-- BEGIN --

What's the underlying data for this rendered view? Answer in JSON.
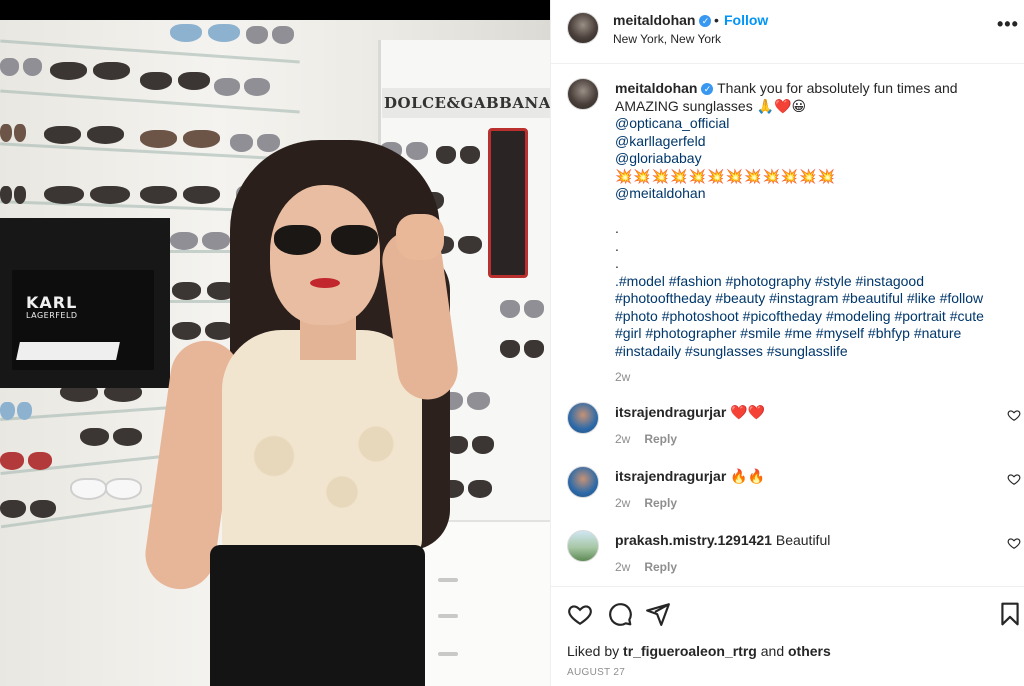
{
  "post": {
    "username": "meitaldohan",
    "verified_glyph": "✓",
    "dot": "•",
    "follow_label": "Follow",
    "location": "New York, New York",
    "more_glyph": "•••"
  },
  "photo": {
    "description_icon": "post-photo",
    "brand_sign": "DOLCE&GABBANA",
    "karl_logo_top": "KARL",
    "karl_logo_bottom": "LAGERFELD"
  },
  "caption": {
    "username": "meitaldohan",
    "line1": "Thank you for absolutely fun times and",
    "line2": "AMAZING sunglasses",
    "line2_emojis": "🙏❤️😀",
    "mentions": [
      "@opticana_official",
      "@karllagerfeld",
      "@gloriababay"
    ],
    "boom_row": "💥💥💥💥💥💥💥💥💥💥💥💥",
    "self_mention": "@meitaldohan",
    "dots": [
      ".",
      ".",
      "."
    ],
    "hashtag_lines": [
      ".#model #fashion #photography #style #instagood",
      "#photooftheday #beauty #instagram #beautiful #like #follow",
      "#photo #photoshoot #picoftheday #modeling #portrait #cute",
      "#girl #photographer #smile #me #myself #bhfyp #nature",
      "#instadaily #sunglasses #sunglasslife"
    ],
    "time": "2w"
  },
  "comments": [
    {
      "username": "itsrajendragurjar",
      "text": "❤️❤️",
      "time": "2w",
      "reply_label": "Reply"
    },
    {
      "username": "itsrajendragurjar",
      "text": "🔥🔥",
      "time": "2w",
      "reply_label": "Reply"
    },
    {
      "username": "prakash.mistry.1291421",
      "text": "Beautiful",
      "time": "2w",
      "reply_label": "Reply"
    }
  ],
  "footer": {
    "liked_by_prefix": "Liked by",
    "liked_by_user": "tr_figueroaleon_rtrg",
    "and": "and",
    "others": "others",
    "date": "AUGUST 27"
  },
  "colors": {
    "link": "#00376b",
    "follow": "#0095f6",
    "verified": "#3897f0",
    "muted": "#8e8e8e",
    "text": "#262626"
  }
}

-- END --

_Problem:_
Using the listing above, gather each line that holds the string "sunglasses" and copy it.

_Written solution:_
    "line2": "AMAZING sunglasses",
      "#instadaily #sunglasses #sunglasslife"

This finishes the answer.